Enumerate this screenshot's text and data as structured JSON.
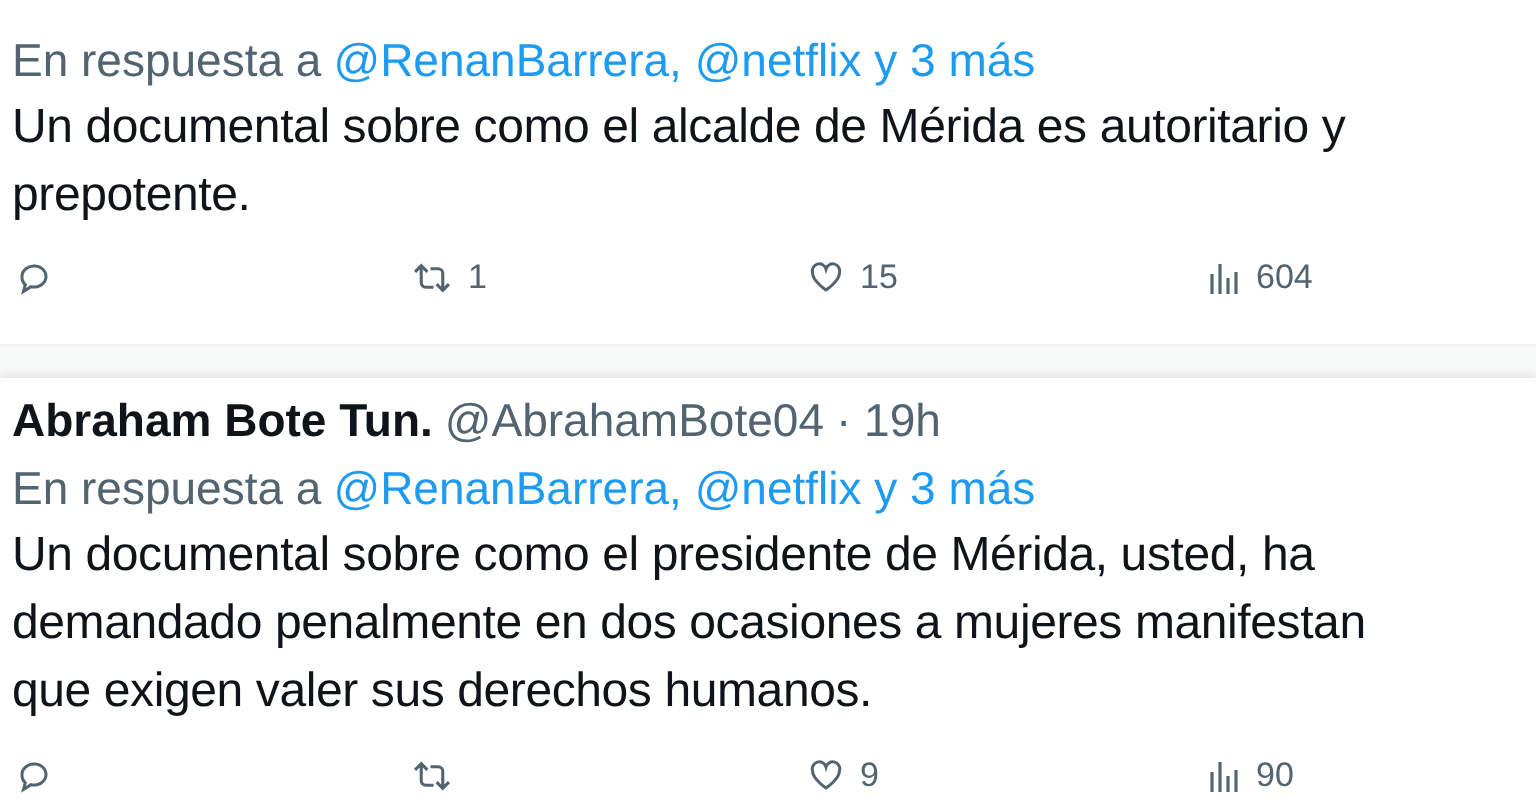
{
  "tweets": [
    {
      "reply_prefix": "En respuesta a",
      "reply_to": "@RenanBarrera, @netflix y 3 más",
      "text": "Un documental sobre como el alcalde de Mérida es autoritario y\nprepotente.",
      "actions": [
        {
          "kind": "reply"
        },
        {
          "kind": "retweet",
          "count": "1"
        },
        {
          "kind": "like",
          "count": "15"
        },
        {
          "kind": "views",
          "count": "604"
        }
      ]
    },
    {
      "name": "Abraham Bote Tun.",
      "handle": "@AbrahamBote04",
      "time": "· 19h",
      "reply_prefix": "En respuesta a",
      "reply_to": "@RenanBarrera, @netflix y 3 más",
      "text": "Un documental sobre como el presidente de Mérida, usted, ha\ndemandado penalmente en dos ocasiones a mujeres manifestan\nque exigen valer sus derechos humanos.",
      "actions": [
        {
          "kind": "reply"
        },
        {
          "kind": "retweet"
        },
        {
          "kind": "like",
          "count": "9"
        },
        {
          "kind": "views",
          "count": "90"
        }
      ]
    }
  ]
}
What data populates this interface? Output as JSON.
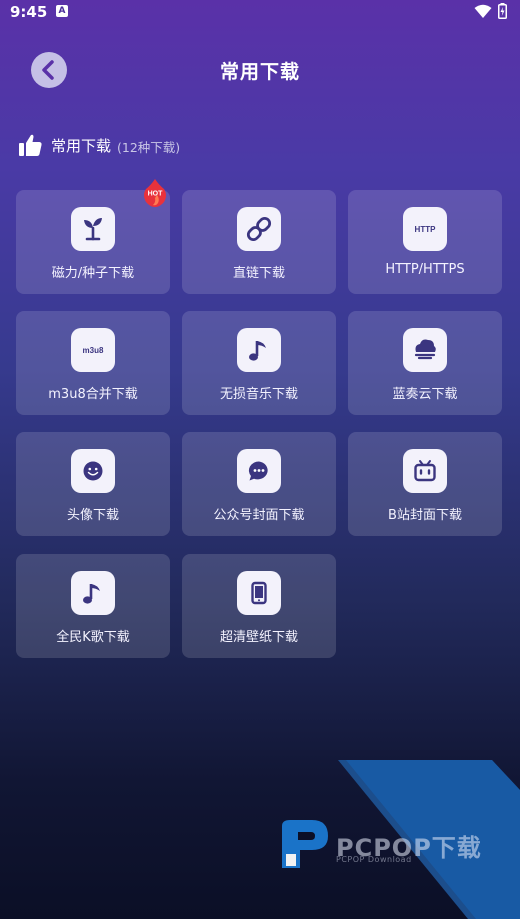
{
  "status_bar": {
    "time": "9:45",
    "notification": "A"
  },
  "header": {
    "title": "常用下载"
  },
  "section": {
    "label": "常用下载",
    "count": "(12种下载)"
  },
  "items": [
    {
      "label": "磁力/种子下载",
      "icon": "sprout-icon",
      "badge": "HOT"
    },
    {
      "label": "直链下载",
      "icon": "link-icon"
    },
    {
      "label": "HTTP/HTTPS",
      "icon": "http-icon",
      "icon_text": "HTTP"
    },
    {
      "label": "m3u8合并下载",
      "icon": "m3u8-icon",
      "icon_text": "m3u8"
    },
    {
      "label": "无损音乐下载",
      "icon": "music-note-icon"
    },
    {
      "label": "蓝奏云下载",
      "icon": "cloud-icon"
    },
    {
      "label": "头像下载",
      "icon": "smiley-icon"
    },
    {
      "label": "公众号封面下载",
      "icon": "chat-bubble-icon"
    },
    {
      "label": "B站封面下载",
      "icon": "bilibili-tv-icon"
    },
    {
      "label": "全民K歌下载",
      "icon": "music-note-icon"
    },
    {
      "label": "超清壁纸下载",
      "icon": "phone-icon"
    }
  ],
  "watermark": {
    "text": "PCPOP下载",
    "sub": "PCPOP Download"
  },
  "colors": {
    "icon_fg": "#3b3580",
    "accent": "#5a31a8",
    "hot": "#e8323c"
  }
}
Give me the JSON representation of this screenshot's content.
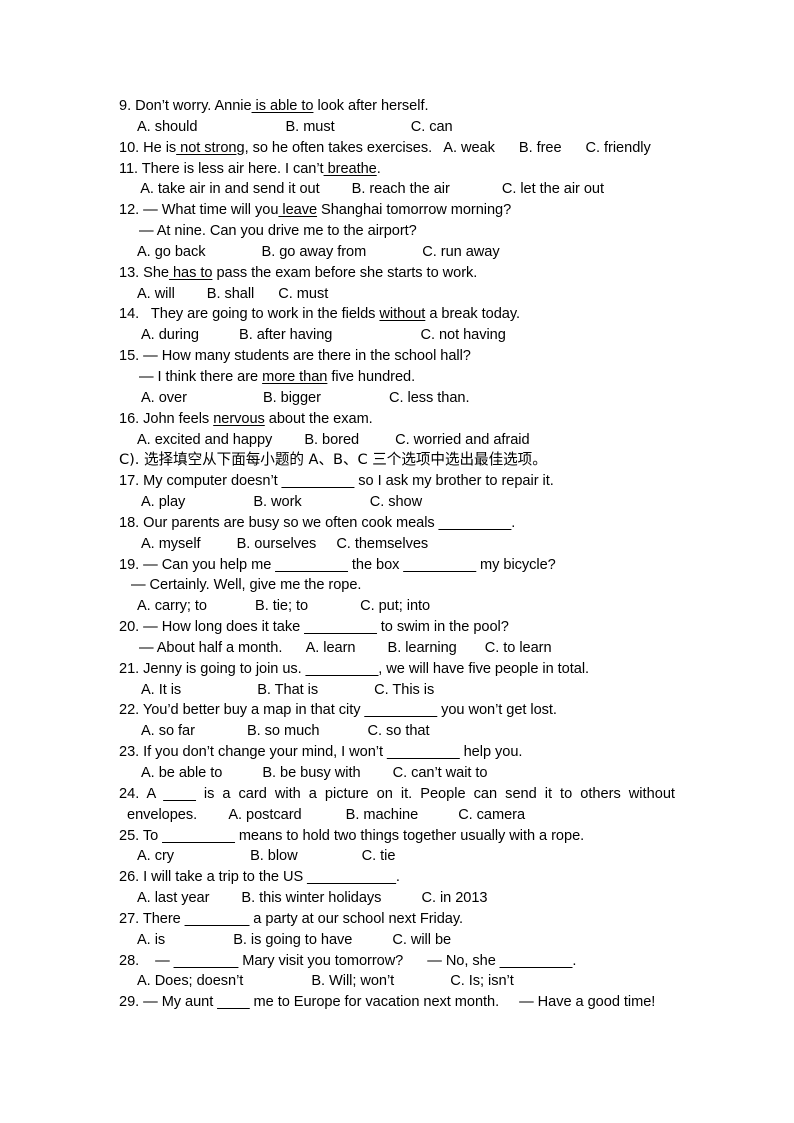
{
  "document": {
    "type": "exam-worksheet",
    "language": "en-zh",
    "page_background": "#ffffff",
    "text_color": "#000000"
  },
  "section_heading": {
    "label": "C). 选择填空从下面每小题的 A、B、C 三个选项中选出最佳选项。"
  },
  "lines": {
    "q9_stem": "9. Don’t worry. Annie is able to look after herself.",
    "q9_stem_pre": "9. Don’t worry. Annie",
    "q9_stem_underline": " is able to",
    "q9_stem_post": " look after herself.",
    "q9_options": "A. should                      B. must                   C. can",
    "q10_pre": "10. He is",
    "q10_underline": " not strong",
    "q10_post": ", so he often takes exercises.   A. weak      B. free      C. friendly",
    "q11_pre": "11. There is less air here. I can’t",
    "q11_underline": " breathe",
    "q11_post": ".",
    "q11_options": " A. take air in and send it out        B. reach the air             C. let the air out",
    "q12_pre": "12. — What time will you",
    "q12_underline": " leave",
    "q12_post": " Shanghai tomorrow morning?",
    "q12_dash2": "— At nine. Can you drive me to the airport?",
    "q12_options": "A. go back              B. go away from              C. run away",
    "q13_pre": "13. She",
    "q13_underline": " has to",
    "q13_post": " pass the exam before she starts to work.",
    "q13_options": "A. will        B. shall      C. must",
    "q14_pre": "14.   They are going to work in the fields ",
    "q14_underline": "without",
    "q14_post": " a break today.",
    "q14_options": "A. during          B. after having                      C. not having",
    "q15_stem": "15. — How many students are there in the school hall?",
    "q15_dash2_pre": "— I think there are ",
    "q15_dash2_underline": "more than",
    "q15_dash2_post": " five hundred.",
    "q15_options": "A. over                   B. bigger                 C. less than.",
    "q16_pre": "16. John feels ",
    "q16_underline": "nervous",
    "q16_post": " about the exam.",
    "q16_options": "A. excited and happy        B. bored         C. worried and afraid",
    "q17_pre": "17. My computer doesn’t ",
    "q17_blank": "_________",
    "q17_post": " so I ask my brother to repair it.",
    "q17_options": "A. play                 B. work                 C. show",
    "q18_pre": "18. Our parents are busy so we often cook meals ",
    "q18_blank": "_________",
    "q18_post": ".",
    "q18_options": "A. myself         B. ourselves     C. themselves",
    "q19_pre": "19. — Can you help me ",
    "q19_blank1": "_________",
    "q19_mid": " the box ",
    "q19_blank2": "_________",
    "q19_post": " my bicycle?",
    "q19_dash2": "— Certainly. Well, give me the rope.",
    "q19_options": "A. carry; to            B. tie; to             C. put; into",
    "q20_pre": "20. — How long does it take ",
    "q20_blank": "_________",
    "q20_post": " to swim in the pool?",
    "q20_dash2": "— About half a month.      A. learn        B. learning       C. to learn",
    "q21_pre": "21. Jenny is going to join us. ",
    "q21_blank": "_________",
    "q21_post": ", we will have five people in total.",
    "q21_options": "A. It is                   B. That is              C. This is",
    "q22_pre": "22. You’d better buy a map in that city ",
    "q22_blank": "_________",
    "q22_post": " you won’t get lost.",
    "q22_options": "A. so far             B. so much            C. so that",
    "q23_pre": "23. If you don’t change your mind, I won’t ",
    "q23_blank": "_________",
    "q23_post": " help you.",
    "q23_options": "A. be able to          B. be busy with        C. can’t wait to",
    "q24_justified_pre": "24. A ",
    "q24_justified_blank": "____",
    "q24_justified_post": " is a card with a picture on it. People can send it to others without",
    "q24_line2": "envelopes.        A. postcard           B. machine          C. camera",
    "q25_pre": "25. To ",
    "q25_blank": "_________",
    "q25_post": " means to hold two things together usually with a rope.",
    "q25_options": "A. cry                   B. blow                C. tie",
    "q26_pre": "26. I will take a trip to the US ",
    "q26_blank": "___________",
    "q26_post": ".",
    "q26_options": "A. last year        B. this winter holidays          C. in 2013",
    "q27_pre": "27. There ",
    "q27_blank": "________",
    "q27_post": " a party at our school next Friday.",
    "q27_options": "A. is                 B. is going to have          C. will be",
    "q28_pre": "28.    — ",
    "q28_blank1": "________",
    "q28_mid": " Mary visit you tomorrow?      — No, she ",
    "q28_blank2": "_________",
    "q28_post": ".",
    "q28_options": "A. Does; doesn’t                 B. Will; won’t              C. Is; isn’t",
    "q29_pre": "29. — My aunt ",
    "q29_blank": "____",
    "q29_post": " me to Europe for vacation next month.     — Have a good time!"
  }
}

========================================

Your instructions — Make a word-for-word copy of the entries, without any pictures.

Output for this exercise —
Enumerate this screenshot's text and data as structured JSON.
{
  "tweets": [
    {
      "reply_prefix": "En respuesta a",
      "reply_to": "@RenanBarrera, @netflix y 3 más",
      "text": "Un documental sobre como el alcalde de Mérida es autoritario y\nprepotente.",
      "actions": [
        {
          "kind": "reply"
        },
        {
          "kind": "retweet",
          "count": "1"
        },
        {
          "kind": "like",
          "count": "15"
        },
        {
          "kind": "views",
          "count": "604"
        }
      ]
    },
    {
      "name": "Abraham Bote Tun.",
      "handle": "@AbrahamBote04",
      "time": "· 19h",
      "reply_prefix": "En respuesta a",
      "reply_to": "@RenanBarrera, @netflix y 3 más",
      "text": "Un documental sobre como el presidente de Mérida, usted, ha\ndemandado penalmente en dos ocasiones a mujeres manifestan\nque exigen valer sus derechos humanos.",
      "actions": [
        {
          "kind": "reply"
        },
        {
          "kind": "retweet"
        },
        {
          "kind": "like",
          "count": "9"
        },
        {
          "kind": "views",
          "count": "90"
        }
      ]
    }
  ]
}
What data populates this interface? Output as JSON.
{
  "status_bar": {
    "time": "9:45",
    "notification": "A"
  },
  "header": {
    "title": "常用下载"
  },
  "section": {
    "label": "常用下载",
    "count": "(12种下载)"
  },
  "items": [
    {
      "label": "磁力/种子下载",
      "icon": "sprout-icon",
      "badge": "HOT"
    },
    {
      "label": "直链下载",
      "icon": "link-icon"
    },
    {
      "label": "HTTP/HTTPS",
      "icon": "http-icon",
      "icon_text": "HTTP"
    },
    {
      "label": "m3u8合并下载",
      "icon": "m3u8-icon",
      "icon_text": "m3u8"
    },
    {
      "label": "无损音乐下载",
      "icon": "music-note-icon"
    },
    {
      "label": "蓝奏云下载",
      "icon": "cloud-icon"
    },
    {
      "label": "头像下载",
      "icon": "smiley-icon"
    },
    {
      "label": "公众号封面下载",
      "icon": "chat-bubble-icon"
    },
    {
      "label": "B站封面下载",
      "icon": "bilibili-tv-icon"
    },
    {
      "label": "全民K歌下载",
      "icon": "music-note-icon"
    },
    {
      "label": "超清壁纸下载",
      "icon": "phone-icon"
    }
  ],
  "watermark": {
    "text": "PCPOP下载",
    "sub": "PCPOP Download"
  },
  "colors": {
    "icon_fg": "#3b3580",
    "accent": "#5a31a8",
    "hot": "#e8323c"
  }
}
Give me the JSON representation of this screenshot's content.
{
  "document": {
    "type": "exam-worksheet",
    "language": "en-zh",
    "page_background": "#ffffff",
    "text_color": "#000000"
  },
  "section_heading": {
    "label": "C). 选择填空从下面每小题的 A、B、C 三个选项中选出最佳选项。"
  },
  "lines": {
    "q9_stem": "9. Don’t worry. Annie is able to look after herself.",
    "q9_stem_pre": "9. Don’t worry. Annie",
    "q9_stem_underline": " is able to",
    "q9_stem_post": " look after herself.",
    "q9_options": "A. should                      B. must                   C. can",
    "q10_pre": "10. He is",
    "q10_underline": " not strong",
    "q10_post": ", so he often takes exercises.   A. weak      B. free      C. friendly",
    "q11_pre": "11. There is less air here. I can’t",
    "q11_underline": " breathe",
    "q11_post": ".",
    "q11_options": " A. take air in and send it out        B. reach the air             C. let the air out",
    "q12_pre": "12. — What time will you",
    "q12_underline": " leave",
    "q12_post": " Shanghai tomorrow morning?",
    "q12_dash2": "— At nine. Can you drive me to the airport?",
    "q12_options": "A. go back              B. go away from              C. run away",
    "q13_pre": "13. She",
    "q13_underline": " has to",
    "q13_post": " pass the exam before she starts to work.",
    "q13_options": "A. will        B. shall      C. must",
    "q14_pre": "14.   They are going to work in the fields ",
    "q14_underline": "without",
    "q14_post": " a break today.",
    "q14_options": "A. during          B. after having                      C. not having",
    "q15_stem": "15. — How many students are there in the school hall?",
    "q15_dash2_pre": "— I think there are ",
    "q15_dash2_underline": "more than",
    "q15_dash2_post": " five hundred.",
    "q15_options": "A. over                   B. bigger                 C. less than.",
    "q16_pre": "16. John feels ",
    "q16_underline": "nervous",
    "q16_post": " about the exam.",
    "q16_options": "A. excited and happy        B. bored         C. worried and afraid",
    "q17_pre": "17. My computer doesn’t ",
    "q17_blank": "_________",
    "q17_post": " so I ask my brother to repair it.",
    "q17_options": "A. play                 B. work                 C. show",
    "q18_pre": "18. Our parents are busy so we often cook meals ",
    "q18_blank": "_________",
    "q18_post": ".",
    "q18_options": "A. myself         B. ourselves     C. themselves",
    "q19_pre": "19. — Can you help me ",
    "q19_blank1": "_________",
    "q19_mid": " the box ",
    "q19_blank2": "_________",
    "q19_post": " my bicycle?",
    "q19_dash2": "— Certainly. Well, give me the rope.",
    "q19_options": "A. carry; to            B. tie; to             C. put; into",
    "q20_pre": "20. — How long does it take ",
    "q20_blank": "_________",
    "q20_post": " to swim in the pool?",
    "q20_dash2": "— About half a month.      A. learn        B. learning       C. to learn",
    "q21_pre": "21. Jenny is going to join us. ",
    "q21_blank": "_________",
    "q21_post": ", we will have five people in total.",
    "q21_options": "A. It is                   B. That is              C. This is",
    "q22_pre": "22. You’d better buy a map in that city ",
    "q22_blank": "_________",
    "q22_post": " you won’t get lost.",
    "q22_options": "A. so far             B. so much            C. so that",
    "q23_pre": "23. If you don’t change your mind, I won’t ",
    "q23_blank": "_________",
    "q23_post": " help you.",
    "q23_options": "A. be able to          B. be busy with        C. can’t wait to",
    "q24_justified_pre": "24. A ",
    "q24_justified_blank": "____",
    "q24_justified_post": " is a card with a picture on it. People can send it to others without",
    "q24_line2": "envelopes.        A. postcard           B. machine          C. camera",
    "q25_pre": "25. To ",
    "q25_blank": "_________",
    "q25_post": " means to hold two things together usually with a rope.",
    "q25_options": "A. cry                   B. blow                C. tie",
    "q26_pre": "26. I will take a trip to the US ",
    "q26_blank": "___________",
    "q26_post": ".",
    "q26_options": "A. last year        B. this winter holidays          C. in 2013",
    "q27_pre": "27. There ",
    "q27_blank": "________",
    "q27_post": " a party at our school next Friday.",
    "q27_options": "A. is                 B. is going to have          C. will be",
    "q28_pre": "28.    — ",
    "q28_blank1": "________",
    "q28_mid": " Mary visit you tomorrow?      — No, she ",
    "q28_blank2": "_________",
    "q28_post": ".",
    "q28_options": "A. Does; doesn’t                 B. Will; won’t              C. Is; isn’t",
    "q29_pre": "29. — My aunt ",
    "q29_blank": "____",
    "q29_post": " me to Europe for vacation next month.     — Have a good time!"
  }
}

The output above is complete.